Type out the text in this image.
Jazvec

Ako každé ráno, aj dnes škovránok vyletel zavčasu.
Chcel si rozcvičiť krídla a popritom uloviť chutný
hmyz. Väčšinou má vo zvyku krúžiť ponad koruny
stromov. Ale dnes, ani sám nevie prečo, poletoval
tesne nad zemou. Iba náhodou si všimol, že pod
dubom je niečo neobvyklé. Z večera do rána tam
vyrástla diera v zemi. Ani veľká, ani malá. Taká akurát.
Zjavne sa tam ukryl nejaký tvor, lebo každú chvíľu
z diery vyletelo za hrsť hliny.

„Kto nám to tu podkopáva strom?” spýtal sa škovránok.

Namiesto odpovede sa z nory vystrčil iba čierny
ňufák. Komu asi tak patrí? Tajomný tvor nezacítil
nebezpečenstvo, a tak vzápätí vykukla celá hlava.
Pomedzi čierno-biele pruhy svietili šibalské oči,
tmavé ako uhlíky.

▶ _Written instruction_
Every line of the data above should be reproduced word for word.

▶ _Output of the task_
Type out the text in this image.
Jazvec

Ako každé ráno, aj dnes škovránok vyletel zavčasu.
Chcel si rozcvičiť krídla a popritom uloviť chutný
hmyz. Väčšinou má vo zvyku krúžiť ponad koruny
stromov. Ale dnes, ani sám nevie prečo, poletoval
tesne nad zemou. Iba náhodou si všimol, že pod
dubom je niečo neobvyklé. Z večera do rána tam
vyrástla diera v zemi. Ani veľká, ani malá. Taká akurát.
Zjavne sa tam ukryl nejaký tvor, lebo každú chvíľu
z diery vyletelo za hrsť hliny.

„Kto nám to tu podkopáva strom?” spýtal sa škovránok.

Namiesto odpovede sa z nory vystrčil iba čierny
ňufák. Komu asi tak patrí? Tajomný tvor nezacítil
nebezpečenstvo, a tak vzápätí vykukla celá hlava.
Pomedzi čierno-biele pruhy svietili šibalské oči,
tmavé ako uhlíky.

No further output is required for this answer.